* [TO BE DONE]:
Using the entries that follow, count the lines containing the word "осуществления" and give that number by itself.

* [PROVIDED DATA]:
⁂

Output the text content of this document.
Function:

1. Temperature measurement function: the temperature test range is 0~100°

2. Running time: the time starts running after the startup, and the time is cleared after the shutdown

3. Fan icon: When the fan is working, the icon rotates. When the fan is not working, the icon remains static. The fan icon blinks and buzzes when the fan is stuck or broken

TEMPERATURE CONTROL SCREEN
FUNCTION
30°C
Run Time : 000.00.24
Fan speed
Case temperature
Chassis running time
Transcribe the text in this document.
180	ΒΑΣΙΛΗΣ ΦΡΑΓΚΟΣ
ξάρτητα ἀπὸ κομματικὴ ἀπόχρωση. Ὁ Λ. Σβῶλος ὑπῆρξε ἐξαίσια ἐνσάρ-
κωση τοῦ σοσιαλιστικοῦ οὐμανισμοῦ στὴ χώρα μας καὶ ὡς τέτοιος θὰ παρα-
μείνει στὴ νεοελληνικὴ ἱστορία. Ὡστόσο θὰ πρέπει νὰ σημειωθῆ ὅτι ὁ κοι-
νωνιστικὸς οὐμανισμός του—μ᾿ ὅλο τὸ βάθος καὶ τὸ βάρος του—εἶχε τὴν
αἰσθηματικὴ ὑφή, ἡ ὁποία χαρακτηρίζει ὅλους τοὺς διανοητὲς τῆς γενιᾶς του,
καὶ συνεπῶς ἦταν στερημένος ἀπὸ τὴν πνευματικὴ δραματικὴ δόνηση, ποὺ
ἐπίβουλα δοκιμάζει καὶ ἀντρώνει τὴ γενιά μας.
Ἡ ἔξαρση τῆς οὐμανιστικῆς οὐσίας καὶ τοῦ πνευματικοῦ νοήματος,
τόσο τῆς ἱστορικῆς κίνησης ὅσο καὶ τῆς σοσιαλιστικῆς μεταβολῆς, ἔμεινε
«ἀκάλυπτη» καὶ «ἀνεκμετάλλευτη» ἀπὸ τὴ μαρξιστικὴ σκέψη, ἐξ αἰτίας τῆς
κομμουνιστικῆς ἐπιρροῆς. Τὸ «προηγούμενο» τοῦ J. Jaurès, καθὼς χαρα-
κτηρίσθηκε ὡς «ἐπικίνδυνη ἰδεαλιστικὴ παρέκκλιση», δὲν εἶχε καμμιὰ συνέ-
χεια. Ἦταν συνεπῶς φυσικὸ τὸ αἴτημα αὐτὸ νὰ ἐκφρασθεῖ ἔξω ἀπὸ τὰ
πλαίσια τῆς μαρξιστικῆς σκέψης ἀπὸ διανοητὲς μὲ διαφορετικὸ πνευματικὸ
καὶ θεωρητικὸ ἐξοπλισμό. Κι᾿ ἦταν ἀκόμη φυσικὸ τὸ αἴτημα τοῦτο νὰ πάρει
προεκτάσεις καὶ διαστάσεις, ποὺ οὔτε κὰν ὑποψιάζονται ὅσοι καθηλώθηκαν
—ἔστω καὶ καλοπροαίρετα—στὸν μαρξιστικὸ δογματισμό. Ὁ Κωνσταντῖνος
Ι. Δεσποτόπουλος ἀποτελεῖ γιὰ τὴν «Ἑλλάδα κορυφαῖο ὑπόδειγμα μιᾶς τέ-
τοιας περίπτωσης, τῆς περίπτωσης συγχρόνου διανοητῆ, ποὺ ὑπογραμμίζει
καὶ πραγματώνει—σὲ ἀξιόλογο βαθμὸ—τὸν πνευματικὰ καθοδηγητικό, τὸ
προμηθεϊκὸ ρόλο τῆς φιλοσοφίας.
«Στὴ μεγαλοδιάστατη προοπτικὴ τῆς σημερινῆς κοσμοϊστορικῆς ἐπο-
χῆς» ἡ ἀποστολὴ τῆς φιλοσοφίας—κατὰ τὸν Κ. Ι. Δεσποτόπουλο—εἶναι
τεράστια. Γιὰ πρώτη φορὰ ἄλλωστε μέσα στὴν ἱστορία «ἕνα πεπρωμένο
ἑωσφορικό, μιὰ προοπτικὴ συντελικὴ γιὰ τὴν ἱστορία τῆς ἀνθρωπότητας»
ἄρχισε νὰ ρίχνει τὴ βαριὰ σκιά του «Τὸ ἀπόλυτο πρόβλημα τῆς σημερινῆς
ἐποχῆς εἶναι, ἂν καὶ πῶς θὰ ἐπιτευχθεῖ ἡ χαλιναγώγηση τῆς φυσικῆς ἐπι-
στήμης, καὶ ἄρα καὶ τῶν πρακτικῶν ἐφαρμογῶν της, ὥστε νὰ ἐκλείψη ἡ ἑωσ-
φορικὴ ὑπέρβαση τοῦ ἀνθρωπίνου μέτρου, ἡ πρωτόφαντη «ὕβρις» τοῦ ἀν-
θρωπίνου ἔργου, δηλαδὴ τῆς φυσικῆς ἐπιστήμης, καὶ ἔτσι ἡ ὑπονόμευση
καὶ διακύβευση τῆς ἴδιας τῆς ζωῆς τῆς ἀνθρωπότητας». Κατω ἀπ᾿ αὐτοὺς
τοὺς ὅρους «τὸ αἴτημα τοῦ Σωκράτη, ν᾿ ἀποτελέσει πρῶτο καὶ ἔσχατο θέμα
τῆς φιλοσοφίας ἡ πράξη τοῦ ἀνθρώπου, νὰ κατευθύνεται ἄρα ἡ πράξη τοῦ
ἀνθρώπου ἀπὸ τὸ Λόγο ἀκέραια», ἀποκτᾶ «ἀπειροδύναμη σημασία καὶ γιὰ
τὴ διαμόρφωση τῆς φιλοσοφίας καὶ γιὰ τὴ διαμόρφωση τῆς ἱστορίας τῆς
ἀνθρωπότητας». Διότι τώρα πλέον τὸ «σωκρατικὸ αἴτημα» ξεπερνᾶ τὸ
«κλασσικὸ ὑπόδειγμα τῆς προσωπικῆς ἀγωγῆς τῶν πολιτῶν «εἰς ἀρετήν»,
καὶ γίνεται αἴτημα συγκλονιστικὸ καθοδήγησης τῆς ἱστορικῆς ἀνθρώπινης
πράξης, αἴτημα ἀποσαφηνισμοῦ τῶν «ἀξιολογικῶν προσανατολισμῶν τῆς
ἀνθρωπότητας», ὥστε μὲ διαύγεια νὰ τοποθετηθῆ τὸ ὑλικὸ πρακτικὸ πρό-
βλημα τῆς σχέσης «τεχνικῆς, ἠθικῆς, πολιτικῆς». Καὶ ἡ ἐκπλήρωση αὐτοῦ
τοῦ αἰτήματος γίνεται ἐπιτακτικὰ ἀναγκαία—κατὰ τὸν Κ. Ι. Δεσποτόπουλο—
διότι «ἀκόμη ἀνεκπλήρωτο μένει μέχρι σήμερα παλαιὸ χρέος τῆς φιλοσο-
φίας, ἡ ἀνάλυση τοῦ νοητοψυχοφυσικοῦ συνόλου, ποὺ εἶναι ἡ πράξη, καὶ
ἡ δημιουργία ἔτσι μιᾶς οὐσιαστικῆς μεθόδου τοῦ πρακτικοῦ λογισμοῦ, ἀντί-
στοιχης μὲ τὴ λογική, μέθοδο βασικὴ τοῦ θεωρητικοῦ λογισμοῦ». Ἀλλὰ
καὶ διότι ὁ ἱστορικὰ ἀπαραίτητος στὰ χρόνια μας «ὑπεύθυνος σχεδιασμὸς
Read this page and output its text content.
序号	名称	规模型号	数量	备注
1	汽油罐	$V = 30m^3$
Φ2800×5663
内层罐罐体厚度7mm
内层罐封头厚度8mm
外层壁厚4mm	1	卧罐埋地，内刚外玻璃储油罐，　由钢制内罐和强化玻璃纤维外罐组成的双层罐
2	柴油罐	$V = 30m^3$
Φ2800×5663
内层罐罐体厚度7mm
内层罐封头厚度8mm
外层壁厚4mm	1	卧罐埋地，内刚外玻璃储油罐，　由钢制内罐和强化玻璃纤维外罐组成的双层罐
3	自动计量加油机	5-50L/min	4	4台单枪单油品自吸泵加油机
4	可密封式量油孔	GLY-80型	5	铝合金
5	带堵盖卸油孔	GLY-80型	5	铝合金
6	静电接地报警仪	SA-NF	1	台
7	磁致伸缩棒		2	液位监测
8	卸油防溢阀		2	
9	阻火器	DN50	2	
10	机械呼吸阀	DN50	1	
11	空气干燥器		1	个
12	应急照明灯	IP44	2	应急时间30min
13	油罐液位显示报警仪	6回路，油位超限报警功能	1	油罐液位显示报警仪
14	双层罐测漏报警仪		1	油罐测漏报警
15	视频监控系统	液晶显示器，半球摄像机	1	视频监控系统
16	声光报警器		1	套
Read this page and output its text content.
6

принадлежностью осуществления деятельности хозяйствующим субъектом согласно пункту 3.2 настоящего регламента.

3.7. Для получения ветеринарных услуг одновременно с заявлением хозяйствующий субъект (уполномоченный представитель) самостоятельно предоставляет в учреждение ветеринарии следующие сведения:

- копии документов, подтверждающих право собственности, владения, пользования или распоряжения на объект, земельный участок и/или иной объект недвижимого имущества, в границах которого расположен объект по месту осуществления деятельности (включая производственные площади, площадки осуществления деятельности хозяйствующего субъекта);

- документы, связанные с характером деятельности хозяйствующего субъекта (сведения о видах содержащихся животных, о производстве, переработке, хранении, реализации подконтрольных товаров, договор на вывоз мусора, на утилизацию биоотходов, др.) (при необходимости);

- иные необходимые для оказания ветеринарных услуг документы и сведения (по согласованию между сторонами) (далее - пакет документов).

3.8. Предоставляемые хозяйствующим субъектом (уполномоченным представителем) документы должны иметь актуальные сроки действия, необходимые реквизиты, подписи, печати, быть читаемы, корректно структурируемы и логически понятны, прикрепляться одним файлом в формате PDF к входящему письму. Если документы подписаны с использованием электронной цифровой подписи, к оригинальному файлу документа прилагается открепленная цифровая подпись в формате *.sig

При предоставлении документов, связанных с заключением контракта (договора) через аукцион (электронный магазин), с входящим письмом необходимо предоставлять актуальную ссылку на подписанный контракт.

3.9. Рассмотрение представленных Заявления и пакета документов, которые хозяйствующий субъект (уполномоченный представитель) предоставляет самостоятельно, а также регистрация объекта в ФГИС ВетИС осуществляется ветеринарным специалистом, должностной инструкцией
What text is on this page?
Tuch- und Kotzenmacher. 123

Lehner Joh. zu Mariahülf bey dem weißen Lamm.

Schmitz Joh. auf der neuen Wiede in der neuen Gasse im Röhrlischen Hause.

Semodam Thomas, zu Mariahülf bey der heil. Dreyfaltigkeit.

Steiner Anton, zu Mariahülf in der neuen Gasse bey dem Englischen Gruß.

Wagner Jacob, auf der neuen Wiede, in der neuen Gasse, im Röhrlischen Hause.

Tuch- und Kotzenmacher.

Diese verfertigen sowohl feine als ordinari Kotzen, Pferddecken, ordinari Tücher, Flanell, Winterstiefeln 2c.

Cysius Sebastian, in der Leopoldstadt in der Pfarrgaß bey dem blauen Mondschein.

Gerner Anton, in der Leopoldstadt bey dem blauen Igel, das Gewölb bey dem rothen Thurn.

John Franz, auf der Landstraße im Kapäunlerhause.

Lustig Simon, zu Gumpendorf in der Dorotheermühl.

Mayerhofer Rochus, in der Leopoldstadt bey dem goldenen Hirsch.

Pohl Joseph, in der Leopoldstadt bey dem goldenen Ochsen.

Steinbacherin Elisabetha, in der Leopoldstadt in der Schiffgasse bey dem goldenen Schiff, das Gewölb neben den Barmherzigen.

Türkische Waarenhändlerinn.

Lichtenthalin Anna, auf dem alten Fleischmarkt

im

⁂

* [ANSWER]:
2